-- Start of Available data --

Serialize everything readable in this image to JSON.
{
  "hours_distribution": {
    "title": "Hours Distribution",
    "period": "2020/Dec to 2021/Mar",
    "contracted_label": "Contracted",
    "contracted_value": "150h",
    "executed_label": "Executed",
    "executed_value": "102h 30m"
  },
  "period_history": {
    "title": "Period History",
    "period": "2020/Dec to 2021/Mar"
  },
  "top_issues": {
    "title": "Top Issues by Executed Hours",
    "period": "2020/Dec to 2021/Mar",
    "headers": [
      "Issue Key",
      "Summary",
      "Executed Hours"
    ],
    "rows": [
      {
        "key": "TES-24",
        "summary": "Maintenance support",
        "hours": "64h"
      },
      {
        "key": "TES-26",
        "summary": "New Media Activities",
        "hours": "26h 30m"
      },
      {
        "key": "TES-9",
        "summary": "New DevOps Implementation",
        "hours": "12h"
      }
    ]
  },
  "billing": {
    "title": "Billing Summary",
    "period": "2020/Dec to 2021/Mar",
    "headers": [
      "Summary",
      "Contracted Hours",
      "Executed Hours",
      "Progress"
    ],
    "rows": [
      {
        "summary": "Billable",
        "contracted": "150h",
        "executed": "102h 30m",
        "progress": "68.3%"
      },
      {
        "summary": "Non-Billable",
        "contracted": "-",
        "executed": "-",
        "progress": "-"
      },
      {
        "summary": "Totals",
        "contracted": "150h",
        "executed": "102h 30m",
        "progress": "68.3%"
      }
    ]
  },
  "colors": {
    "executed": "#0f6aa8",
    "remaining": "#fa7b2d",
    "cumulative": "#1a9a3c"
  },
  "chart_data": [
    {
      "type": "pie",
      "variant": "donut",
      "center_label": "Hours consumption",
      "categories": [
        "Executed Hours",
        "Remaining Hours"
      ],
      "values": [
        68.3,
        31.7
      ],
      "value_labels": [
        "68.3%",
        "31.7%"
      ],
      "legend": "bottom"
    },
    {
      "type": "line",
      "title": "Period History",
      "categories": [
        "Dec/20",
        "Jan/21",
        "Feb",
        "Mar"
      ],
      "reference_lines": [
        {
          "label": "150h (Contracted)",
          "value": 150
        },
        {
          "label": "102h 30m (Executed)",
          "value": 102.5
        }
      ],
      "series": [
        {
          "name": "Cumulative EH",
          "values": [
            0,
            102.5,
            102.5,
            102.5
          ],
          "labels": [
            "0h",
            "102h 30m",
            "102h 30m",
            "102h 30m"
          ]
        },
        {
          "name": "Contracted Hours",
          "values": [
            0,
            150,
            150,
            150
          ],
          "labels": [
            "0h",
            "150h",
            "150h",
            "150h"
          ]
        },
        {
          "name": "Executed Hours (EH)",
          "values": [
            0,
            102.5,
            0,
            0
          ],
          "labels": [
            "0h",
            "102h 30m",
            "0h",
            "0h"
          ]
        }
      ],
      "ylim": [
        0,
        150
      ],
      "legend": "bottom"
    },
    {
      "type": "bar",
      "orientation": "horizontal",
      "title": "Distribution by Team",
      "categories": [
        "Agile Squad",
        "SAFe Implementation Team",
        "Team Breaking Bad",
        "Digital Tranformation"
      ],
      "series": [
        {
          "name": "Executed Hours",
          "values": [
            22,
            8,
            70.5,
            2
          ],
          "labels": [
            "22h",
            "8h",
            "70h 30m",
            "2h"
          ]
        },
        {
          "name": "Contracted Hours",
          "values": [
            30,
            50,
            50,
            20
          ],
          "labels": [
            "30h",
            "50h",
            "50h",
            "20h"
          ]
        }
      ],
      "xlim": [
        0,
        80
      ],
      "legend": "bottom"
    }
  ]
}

-- End of Available data --

*Task instructions*
Retype the records above exactly.

*Answer to the problem*
Serialize everything readable in this image to JSON.
{
  "hours_distribution": {
    "title": "Hours Distribution",
    "period": "2020/Dec to 2021/Mar",
    "contracted_label": "Contracted",
    "contracted_value": "150h",
    "executed_label": "Executed",
    "executed_value": "102h 30m"
  },
  "period_history": {
    "title": "Period History",
    "period": "2020/Dec to 2021/Mar"
  },
  "top_issues": {
    "title": "Top Issues by Executed Hours",
    "period": "2020/Dec to 2021/Mar",
    "headers": [
      "Issue Key",
      "Summary",
      "Executed Hours"
    ],
    "rows": [
      {
        "key": "TES-24",
        "summary": "Maintenance support",
        "hours": "64h"
      },
      {
        "key": "TES-26",
        "summary": "New Media Activities",
        "hours": "26h 30m"
      },
      {
        "key": "TES-9",
        "summary": "New DevOps Implementation",
        "hours": "12h"
      }
    ]
  },
  "billing": {
    "title": "Billing Summary",
    "period": "2020/Dec to 2021/Mar",
    "headers": [
      "Summary",
      "Contracted Hours",
      "Executed Hours",
      "Progress"
    ],
    "rows": [
      {
        "summary": "Billable",
        "contracted": "150h",
        "executed": "102h 30m",
        "progress": "68.3%"
      },
      {
        "summary": "Non-Billable",
        "contracted": "-",
        "executed": "-",
        "progress": "-"
      },
      {
        "summary": "Totals",
        "contracted": "150h",
        "executed": "102h 30m",
        "progress": "68.3%"
      }
    ]
  },
  "colors": {
    "executed": "#0f6aa8",
    "remaining": "#fa7b2d",
    "cumulative": "#1a9a3c"
  },
  "chart_data": [
    {
      "type": "pie",
      "variant": "donut",
      "center_label": "Hours consumption",
      "categories": [
        "Executed Hours",
        "Remaining Hours"
      ],
      "values": [
        68.3,
        31.7
      ],
      "value_labels": [
        "68.3%",
        "31.7%"
      ],
      "legend": "bottom"
    },
    {
      "type": "line",
      "title": "Period History",
      "categories": [
        "Dec/20",
        "Jan/21",
        "Feb",
        "Mar"
      ],
      "reference_lines": [
        {
          "label": "150h (Contracted)",
          "value": 150
        },
        {
          "label": "102h 30m (Executed)",
          "value": 102.5
        }
      ],
      "series": [
        {
          "name": "Cumulative EH",
          "values": [
            0,
            102.5,
            102.5,
            102.5
          ],
          "labels": [
            "0h",
            "102h 30m",
            "102h 30m",
            "102h 30m"
          ]
        },
        {
          "name": "Contracted Hours",
          "values": [
            0,
            150,
            150,
            150
          ],
          "labels": [
            "0h",
            "150h",
            "150h",
            "150h"
          ]
        },
        {
          "name": "Executed Hours (EH)",
          "values": [
            0,
            102.5,
            0,
            0
          ],
          "labels": [
            "0h",
            "102h 30m",
            "0h",
            "0h"
          ]
        }
      ],
      "ylim": [
        0,
        150
      ],
      "legend": "bottom"
    },
    {
      "type": "bar",
      "orientation": "horizontal",
      "title": "Distribution by Team",
      "categories": [
        "Agile Squad",
        "SAFe Implementation Team",
        "Team Breaking Bad",
        "Digital Tranformation"
      ],
      "series": [
        {
          "name": "Executed Hours",
          "values": [
            22,
            8,
            70.5,
            2
          ],
          "labels": [
            "22h",
            "8h",
            "70h 30m",
            "2h"
          ]
        },
        {
          "name": "Contracted Hours",
          "values": [
            30,
            50,
            50,
            20
          ],
          "labels": [
            "30h",
            "50h",
            "50h",
            "20h"
          ]
        }
      ],
      "xlim": [
        0,
        80
      ],
      "legend": "bottom"
    }
  ]
}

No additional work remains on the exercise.